* A block of data *

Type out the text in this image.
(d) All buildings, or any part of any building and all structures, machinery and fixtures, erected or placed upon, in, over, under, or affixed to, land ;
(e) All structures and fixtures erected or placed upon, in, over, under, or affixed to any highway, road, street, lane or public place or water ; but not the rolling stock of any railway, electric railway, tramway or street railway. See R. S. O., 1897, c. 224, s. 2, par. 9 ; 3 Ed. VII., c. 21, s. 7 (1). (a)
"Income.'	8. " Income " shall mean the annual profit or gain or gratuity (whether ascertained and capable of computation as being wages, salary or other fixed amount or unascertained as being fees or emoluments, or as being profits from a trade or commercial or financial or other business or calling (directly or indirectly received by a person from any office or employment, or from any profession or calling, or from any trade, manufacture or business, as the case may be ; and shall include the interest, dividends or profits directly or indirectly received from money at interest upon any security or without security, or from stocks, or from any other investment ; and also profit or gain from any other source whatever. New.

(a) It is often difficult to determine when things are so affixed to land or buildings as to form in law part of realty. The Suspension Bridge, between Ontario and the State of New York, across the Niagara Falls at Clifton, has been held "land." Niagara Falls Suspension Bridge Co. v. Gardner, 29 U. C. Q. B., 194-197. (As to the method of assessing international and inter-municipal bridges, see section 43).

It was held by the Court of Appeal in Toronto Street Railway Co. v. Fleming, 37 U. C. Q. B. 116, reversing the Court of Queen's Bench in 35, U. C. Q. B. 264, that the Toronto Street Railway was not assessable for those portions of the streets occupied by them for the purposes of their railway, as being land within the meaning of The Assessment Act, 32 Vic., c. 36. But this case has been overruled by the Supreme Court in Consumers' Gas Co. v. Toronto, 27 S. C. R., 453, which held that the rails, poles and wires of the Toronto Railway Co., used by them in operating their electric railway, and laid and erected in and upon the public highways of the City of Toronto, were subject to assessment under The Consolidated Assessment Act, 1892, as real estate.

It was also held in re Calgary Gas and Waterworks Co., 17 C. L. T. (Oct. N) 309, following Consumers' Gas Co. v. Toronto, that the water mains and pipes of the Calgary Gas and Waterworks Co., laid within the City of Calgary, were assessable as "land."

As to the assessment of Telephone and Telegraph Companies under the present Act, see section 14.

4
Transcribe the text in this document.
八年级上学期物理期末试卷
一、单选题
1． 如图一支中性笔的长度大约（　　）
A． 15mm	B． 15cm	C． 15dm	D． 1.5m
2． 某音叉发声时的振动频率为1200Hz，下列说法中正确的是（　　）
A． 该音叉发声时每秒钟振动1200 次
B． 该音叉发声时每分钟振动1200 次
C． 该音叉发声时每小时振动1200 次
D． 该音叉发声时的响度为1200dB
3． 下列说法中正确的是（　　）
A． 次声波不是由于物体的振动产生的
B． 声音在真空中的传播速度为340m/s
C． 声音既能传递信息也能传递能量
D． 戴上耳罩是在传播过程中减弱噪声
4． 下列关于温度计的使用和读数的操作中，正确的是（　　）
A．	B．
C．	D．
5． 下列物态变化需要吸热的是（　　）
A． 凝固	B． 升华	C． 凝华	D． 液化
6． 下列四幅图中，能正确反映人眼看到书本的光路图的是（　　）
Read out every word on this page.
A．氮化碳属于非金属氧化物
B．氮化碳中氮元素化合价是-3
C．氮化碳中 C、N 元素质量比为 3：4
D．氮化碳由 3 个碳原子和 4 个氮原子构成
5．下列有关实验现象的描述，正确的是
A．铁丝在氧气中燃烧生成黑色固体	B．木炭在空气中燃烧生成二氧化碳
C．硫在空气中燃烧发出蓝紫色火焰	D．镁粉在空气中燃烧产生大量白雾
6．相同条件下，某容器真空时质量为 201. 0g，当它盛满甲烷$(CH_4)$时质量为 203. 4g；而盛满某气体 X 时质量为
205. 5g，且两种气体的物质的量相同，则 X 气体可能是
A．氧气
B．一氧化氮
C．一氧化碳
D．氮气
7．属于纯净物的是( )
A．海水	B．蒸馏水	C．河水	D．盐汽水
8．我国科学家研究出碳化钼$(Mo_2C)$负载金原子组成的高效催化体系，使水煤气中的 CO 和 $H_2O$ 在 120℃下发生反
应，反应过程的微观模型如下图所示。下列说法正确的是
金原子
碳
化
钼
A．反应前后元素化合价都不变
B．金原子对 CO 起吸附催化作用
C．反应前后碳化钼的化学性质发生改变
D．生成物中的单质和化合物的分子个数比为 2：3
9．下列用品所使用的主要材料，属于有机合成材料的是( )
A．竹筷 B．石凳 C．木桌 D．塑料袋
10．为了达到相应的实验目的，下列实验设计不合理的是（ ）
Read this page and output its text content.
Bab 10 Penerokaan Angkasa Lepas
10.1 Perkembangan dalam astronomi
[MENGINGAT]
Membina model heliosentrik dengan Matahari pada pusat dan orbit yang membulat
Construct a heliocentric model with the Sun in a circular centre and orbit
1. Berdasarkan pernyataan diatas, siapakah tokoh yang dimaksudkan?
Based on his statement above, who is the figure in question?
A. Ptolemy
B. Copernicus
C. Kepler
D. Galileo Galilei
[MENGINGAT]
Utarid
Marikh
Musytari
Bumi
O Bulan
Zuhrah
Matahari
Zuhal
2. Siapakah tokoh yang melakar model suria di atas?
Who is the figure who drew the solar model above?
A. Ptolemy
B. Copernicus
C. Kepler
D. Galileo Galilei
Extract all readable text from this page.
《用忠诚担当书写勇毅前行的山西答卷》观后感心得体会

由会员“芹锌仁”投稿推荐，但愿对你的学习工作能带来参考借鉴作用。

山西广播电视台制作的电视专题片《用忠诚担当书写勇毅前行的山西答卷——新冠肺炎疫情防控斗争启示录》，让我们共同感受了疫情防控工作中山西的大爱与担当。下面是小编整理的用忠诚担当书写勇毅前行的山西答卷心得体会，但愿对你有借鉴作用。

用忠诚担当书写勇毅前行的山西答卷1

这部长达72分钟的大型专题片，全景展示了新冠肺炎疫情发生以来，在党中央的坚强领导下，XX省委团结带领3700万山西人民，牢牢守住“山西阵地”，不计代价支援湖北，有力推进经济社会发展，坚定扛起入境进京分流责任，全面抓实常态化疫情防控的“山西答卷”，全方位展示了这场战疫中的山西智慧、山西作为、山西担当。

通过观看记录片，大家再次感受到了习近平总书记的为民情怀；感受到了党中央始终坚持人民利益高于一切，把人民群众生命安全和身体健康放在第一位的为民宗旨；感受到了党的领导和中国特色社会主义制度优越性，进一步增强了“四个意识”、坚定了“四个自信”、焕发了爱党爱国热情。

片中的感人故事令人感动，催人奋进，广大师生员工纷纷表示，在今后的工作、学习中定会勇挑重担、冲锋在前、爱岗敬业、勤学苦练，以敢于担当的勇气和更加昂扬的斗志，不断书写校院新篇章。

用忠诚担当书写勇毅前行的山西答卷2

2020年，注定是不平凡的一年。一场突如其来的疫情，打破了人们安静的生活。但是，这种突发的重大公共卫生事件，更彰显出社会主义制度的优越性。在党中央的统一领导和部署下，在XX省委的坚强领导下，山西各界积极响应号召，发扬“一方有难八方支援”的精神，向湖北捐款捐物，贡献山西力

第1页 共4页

* WHAT YOU HAVE TO DO *
Quote only the lines from the line containing "Extract all readable text from this page." through the end of the listing, please, keeping both the first and the last line.

* WRITTEN SOLUTION *
Extract all readable text from this page.
《用忠诚担当书写勇毅前行的山西答卷》观后感心得体会

由会员“芹锌仁”投稿推荐，但愿对你的学习工作能带来参考借鉴作用。

山西广播电视台制作的电视专题片《用忠诚担当书写勇毅前行的山西答卷——新冠肺炎疫情防控斗争启示录》，让我们共同感受了疫情防控工作中山西的大爱与担当。下面是小编整理的用忠诚担当书写勇毅前行的山西答卷心得体会，但愿对你有借鉴作用。

用忠诚担当书写勇毅前行的山西答卷1

这部长达72分钟的大型专题片，全景展示了新冠肺炎疫情发生以来，在党中央的坚强领导下，XX省委团结带领3700万山西人民，牢牢守住“山西阵地”，不计代价支援湖北，有力推进经济社会发展，坚定扛起入境进京分流责任，全面抓实常态化疫情防控的“山西答卷”，全方位展示了这场战疫中的山西智慧、山西作为、山西担当。

通过观看记录片，大家再次感受到了习近平总书记的为民情怀；感受到了党中央始终坚持人民利益高于一切，把人民群众生命安全和身体健康放在第一位的为民宗旨；感受到了党的领导和中国特色社会主义制度优越性，进一步增强了“四个意识”、坚定了“四个自信”、焕发了爱党爱国热情。

片中的感人故事令人感动，催人奋进，广大师生员工纷纷表示，在今后的工作、学习中定会勇挑重担、冲锋在前、爱岗敬业、勤学苦练，以敢于担当的勇气和更加昂扬的斗志，不断书写校院新篇章。

用忠诚担当书写勇毅前行的山西答卷2

2020年，注定是不平凡的一年。一场突如其来的疫情，打破了人们安静的生活。但是，这种突发的重大公共卫生事件，更彰显出社会主义制度的优越性。在党中央的统一领导和部署下，在XX省委的坚强领导下，山西各界积极响应号召，发扬“一方有难八方支援”的精神，向湖北捐款捐物，贡献山西力

第1页 共4页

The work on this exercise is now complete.